** Start **
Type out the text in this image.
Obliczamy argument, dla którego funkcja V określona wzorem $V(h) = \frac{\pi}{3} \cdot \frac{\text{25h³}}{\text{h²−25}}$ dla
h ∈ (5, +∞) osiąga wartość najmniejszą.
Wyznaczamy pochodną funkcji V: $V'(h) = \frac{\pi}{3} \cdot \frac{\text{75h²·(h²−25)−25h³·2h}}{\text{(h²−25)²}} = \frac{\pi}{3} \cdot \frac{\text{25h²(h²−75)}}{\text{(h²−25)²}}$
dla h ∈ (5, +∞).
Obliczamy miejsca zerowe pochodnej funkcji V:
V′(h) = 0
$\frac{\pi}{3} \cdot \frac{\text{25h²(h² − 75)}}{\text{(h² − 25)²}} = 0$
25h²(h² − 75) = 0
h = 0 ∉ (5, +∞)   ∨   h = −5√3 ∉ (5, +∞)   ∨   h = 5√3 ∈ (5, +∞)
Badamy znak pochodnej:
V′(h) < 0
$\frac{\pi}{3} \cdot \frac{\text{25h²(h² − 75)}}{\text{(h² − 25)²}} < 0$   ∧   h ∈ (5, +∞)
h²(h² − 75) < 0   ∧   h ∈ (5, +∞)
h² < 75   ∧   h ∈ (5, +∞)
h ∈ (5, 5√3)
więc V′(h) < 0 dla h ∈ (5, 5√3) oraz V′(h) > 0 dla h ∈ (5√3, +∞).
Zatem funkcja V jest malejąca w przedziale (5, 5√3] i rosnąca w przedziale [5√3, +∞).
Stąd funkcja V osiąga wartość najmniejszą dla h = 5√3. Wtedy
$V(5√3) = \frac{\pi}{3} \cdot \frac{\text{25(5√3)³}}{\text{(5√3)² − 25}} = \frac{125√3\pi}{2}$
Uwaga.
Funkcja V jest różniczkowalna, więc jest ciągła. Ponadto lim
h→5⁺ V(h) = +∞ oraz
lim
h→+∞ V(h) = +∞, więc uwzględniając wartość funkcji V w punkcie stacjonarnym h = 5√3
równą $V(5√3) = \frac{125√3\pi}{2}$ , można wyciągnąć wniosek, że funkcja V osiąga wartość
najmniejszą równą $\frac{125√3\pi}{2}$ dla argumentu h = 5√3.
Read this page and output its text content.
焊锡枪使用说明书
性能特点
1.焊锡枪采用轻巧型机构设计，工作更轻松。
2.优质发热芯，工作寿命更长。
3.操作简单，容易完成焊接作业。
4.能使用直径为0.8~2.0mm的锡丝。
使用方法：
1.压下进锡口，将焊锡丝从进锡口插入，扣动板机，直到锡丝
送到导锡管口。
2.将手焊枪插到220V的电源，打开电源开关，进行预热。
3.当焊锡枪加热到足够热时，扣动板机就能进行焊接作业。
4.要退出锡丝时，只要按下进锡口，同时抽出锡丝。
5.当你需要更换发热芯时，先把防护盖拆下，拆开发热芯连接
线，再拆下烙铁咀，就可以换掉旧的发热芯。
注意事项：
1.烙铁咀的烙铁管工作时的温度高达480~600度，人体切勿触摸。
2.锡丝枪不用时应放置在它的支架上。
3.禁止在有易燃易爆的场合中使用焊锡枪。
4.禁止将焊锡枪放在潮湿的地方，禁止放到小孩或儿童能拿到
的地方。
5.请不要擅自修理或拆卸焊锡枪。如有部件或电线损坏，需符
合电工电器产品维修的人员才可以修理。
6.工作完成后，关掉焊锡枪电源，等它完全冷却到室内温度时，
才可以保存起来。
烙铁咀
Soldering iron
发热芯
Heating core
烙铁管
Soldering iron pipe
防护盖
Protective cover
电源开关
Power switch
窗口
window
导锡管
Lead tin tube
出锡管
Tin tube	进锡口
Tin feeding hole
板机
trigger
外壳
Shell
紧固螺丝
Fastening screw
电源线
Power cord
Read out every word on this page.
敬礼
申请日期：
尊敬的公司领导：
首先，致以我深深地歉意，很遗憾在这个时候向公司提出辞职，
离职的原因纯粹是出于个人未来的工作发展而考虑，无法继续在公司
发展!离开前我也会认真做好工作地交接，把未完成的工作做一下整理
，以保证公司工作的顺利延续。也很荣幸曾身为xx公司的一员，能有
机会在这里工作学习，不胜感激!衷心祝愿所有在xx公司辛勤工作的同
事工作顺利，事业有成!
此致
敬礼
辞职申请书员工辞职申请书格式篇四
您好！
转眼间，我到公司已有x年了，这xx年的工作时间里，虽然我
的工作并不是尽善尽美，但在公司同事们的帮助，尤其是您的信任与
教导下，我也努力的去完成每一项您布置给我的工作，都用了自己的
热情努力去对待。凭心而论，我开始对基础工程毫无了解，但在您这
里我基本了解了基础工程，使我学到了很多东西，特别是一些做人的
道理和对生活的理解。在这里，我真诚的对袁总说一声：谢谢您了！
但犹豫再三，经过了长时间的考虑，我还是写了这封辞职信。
** End **
• TASK DESCRIPTION
Identify each line in the records above containing the word "wartość"; copy those lines.

• SOLUTION TO THIS EXERCISE
h ∈ (5, +∞) osiąga wartość najmniejszą.
Stąd funkcja V osiąga wartość najmniejszą dla h = 5√3. Wtedy
h→+∞ V(h) = +∞, więc uwzględniając wartość funkcji V w punkcie stacjonarnym h = 5√3
równą $V(5√3) = \frac{125√3\pi}{2}$ , można wyciągnąć wniosek, że funkcja V osiąga wartość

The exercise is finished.